§ RECORD EXCERPTS:
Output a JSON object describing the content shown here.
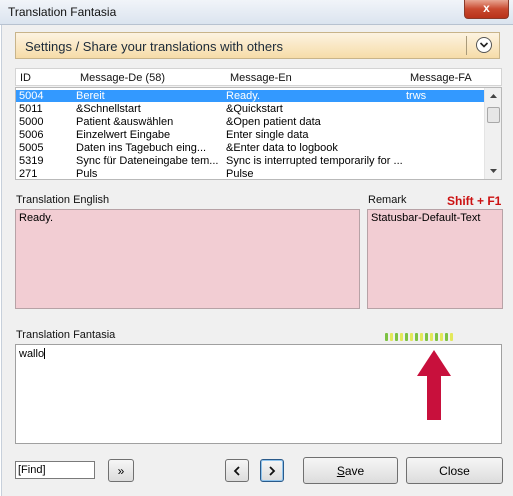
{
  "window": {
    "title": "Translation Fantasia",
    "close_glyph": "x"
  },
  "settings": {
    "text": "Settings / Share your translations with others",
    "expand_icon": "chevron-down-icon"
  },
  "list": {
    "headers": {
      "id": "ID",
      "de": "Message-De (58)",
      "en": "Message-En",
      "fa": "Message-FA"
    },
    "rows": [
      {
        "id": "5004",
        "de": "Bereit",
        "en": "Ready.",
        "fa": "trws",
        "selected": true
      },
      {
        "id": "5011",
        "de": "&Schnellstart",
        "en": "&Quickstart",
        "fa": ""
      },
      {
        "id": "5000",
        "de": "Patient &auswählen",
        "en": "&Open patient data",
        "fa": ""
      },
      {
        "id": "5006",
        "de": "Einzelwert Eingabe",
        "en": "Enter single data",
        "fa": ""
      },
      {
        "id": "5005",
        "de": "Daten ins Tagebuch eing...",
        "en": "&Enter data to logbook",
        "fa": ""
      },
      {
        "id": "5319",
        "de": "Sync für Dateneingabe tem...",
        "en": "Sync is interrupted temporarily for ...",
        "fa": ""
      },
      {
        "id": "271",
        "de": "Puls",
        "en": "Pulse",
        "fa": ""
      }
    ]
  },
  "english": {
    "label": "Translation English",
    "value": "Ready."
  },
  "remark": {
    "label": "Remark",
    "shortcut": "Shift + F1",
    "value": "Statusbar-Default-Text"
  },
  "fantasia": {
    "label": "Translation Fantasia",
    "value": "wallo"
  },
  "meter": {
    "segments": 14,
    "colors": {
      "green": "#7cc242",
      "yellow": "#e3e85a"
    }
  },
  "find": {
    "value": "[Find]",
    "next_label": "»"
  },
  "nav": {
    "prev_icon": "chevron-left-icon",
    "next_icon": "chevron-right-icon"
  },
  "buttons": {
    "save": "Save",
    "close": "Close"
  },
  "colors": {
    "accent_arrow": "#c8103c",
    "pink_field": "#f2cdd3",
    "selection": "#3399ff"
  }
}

§ WHAT IS ASKED: Say how many lines hold the word "data", giving the number and nothing else.

§ COMPLETE ANSWER: 3